Exercise aim - Type every record exactly as it appears.

[Data records]
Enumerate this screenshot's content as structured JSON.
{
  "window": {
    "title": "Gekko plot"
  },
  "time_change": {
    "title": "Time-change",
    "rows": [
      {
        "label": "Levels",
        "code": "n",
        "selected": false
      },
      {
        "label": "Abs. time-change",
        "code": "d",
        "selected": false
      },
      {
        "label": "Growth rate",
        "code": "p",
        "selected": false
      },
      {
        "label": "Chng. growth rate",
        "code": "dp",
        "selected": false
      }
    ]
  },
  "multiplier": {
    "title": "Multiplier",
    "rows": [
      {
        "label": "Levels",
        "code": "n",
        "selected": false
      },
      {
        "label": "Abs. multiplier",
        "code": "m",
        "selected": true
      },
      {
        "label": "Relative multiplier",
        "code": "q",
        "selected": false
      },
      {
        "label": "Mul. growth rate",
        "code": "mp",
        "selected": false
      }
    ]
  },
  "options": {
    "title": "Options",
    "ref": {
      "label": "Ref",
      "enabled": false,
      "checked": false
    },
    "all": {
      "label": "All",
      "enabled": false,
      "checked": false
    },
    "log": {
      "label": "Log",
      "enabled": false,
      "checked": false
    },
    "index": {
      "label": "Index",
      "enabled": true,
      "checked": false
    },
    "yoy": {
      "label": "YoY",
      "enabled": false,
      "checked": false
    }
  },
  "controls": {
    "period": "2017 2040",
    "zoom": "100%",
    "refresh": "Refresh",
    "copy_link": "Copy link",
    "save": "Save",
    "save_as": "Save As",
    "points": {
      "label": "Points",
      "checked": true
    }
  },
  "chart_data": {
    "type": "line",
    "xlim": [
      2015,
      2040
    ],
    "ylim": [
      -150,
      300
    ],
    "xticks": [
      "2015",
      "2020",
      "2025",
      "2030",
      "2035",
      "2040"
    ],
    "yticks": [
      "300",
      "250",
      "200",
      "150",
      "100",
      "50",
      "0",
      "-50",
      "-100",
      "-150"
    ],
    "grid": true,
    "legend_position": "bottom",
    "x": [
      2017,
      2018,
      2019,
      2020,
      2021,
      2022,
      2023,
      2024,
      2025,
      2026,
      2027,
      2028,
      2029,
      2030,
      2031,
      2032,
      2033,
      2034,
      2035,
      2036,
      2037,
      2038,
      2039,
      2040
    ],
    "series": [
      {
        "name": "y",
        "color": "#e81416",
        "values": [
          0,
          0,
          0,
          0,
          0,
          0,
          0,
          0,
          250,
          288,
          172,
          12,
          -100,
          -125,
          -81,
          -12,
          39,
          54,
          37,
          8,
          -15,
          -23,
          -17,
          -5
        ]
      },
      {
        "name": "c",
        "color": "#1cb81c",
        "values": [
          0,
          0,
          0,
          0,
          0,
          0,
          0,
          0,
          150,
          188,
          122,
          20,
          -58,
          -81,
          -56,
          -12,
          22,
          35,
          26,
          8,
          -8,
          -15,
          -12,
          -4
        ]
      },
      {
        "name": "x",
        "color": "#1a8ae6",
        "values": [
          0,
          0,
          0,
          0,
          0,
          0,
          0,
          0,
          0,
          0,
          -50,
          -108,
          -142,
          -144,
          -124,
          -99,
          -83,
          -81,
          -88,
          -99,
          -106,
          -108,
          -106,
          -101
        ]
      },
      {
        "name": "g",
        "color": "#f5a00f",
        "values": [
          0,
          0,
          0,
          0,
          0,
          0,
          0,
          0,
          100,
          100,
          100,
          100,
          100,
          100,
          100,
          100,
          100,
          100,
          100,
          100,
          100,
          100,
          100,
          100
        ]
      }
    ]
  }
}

Result -
Enumerate this screenshot's content as structured JSON.
{
  "window": {
    "title": "Gekko plot"
  },
  "time_change": {
    "title": "Time-change",
    "rows": [
      {
        "label": "Levels",
        "code": "n",
        "selected": false
      },
      {
        "label": "Abs. time-change",
        "code": "d",
        "selected": false
      },
      {
        "label": "Growth rate",
        "code": "p",
        "selected": false
      },
      {
        "label": "Chng. growth rate",
        "code": "dp",
        "selected": false
      }
    ]
  },
  "multiplier": {
    "title": "Multiplier",
    "rows": [
      {
        "label": "Levels",
        "code": "n",
        "selected": false
      },
      {
        "label": "Abs. multiplier",
        "code": "m",
        "selected": true
      },
      {
        "label": "Relative multiplier",
        "code": "q",
        "selected": false
      },
      {
        "label": "Mul. growth rate",
        "code": "mp",
        "selected": false
      }
    ]
  },
  "options": {
    "title": "Options",
    "ref": {
      "label": "Ref",
      "enabled": false,
      "checked": false
    },
    "all": {
      "label": "All",
      "enabled": false,
      "checked": false
    },
    "log": {
      "label": "Log",
      "enabled": false,
      "checked": false
    },
    "index": {
      "label": "Index",
      "enabled": true,
      "checked": false
    },
    "yoy": {
      "label": "YoY",
      "enabled": false,
      "checked": false
    }
  },
  "controls": {
    "period": "2017 2040",
    "zoom": "100%",
    "refresh": "Refresh",
    "copy_link": "Copy link",
    "save": "Save",
    "save_as": "Save As",
    "points": {
      "label": "Points",
      "checked": true
    }
  },
  "chart_data": {
    "type": "line",
    "xlim": [
      2015,
      2040
    ],
    "ylim": [
      -150,
      300
    ],
    "xticks": [
      "2015",
      "2020",
      "2025",
      "2030",
      "2035",
      "2040"
    ],
    "yticks": [
      "300",
      "250",
      "200",
      "150",
      "100",
      "50",
      "0",
      "-50",
      "-100",
      "-150"
    ],
    "grid": true,
    "legend_position": "bottom",
    "x": [
      2017,
      2018,
      2019,
      2020,
      2021,
      2022,
      2023,
      2024,
      2025,
      2026,
      2027,
      2028,
      2029,
      2030,
      2031,
      2032,
      2033,
      2034,
      2035,
      2036,
      2037,
      2038,
      2039,
      2040
    ],
    "series": [
      {
        "name": "y",
        "color": "#e81416",
        "values": [
          0,
          0,
          0,
          0,
          0,
          0,
          0,
          0,
          250,
          288,
          172,
          12,
          -100,
          -125,
          -81,
          -12,
          39,
          54,
          37,
          8,
          -15,
          -23,
          -17,
          -5
        ]
      },
      {
        "name": "c",
        "color": "#1cb81c",
        "values": [
          0,
          0,
          0,
          0,
          0,
          0,
          0,
          0,
          150,
          188,
          122,
          20,
          -58,
          -81,
          -56,
          -12,
          22,
          35,
          26,
          8,
          -8,
          -15,
          -12,
          -4
        ]
      },
      {
        "name": "x",
        "color": "#1a8ae6",
        "values": [
          0,
          0,
          0,
          0,
          0,
          0,
          0,
          0,
          0,
          0,
          -50,
          -108,
          -142,
          -144,
          -124,
          -99,
          -83,
          -81,
          -88,
          -99,
          -106,
          -108,
          -106,
          -101
        ]
      },
      {
        "name": "g",
        "color": "#f5a00f",
        "values": [
          0,
          0,
          0,
          0,
          0,
          0,
          0,
          0,
          100,
          100,
          100,
          100,
          100,
          100,
          100,
          100,
          100,
          100,
          100,
          100,
          100,
          100,
          100,
          100
        ]
      }
    ]
  }
}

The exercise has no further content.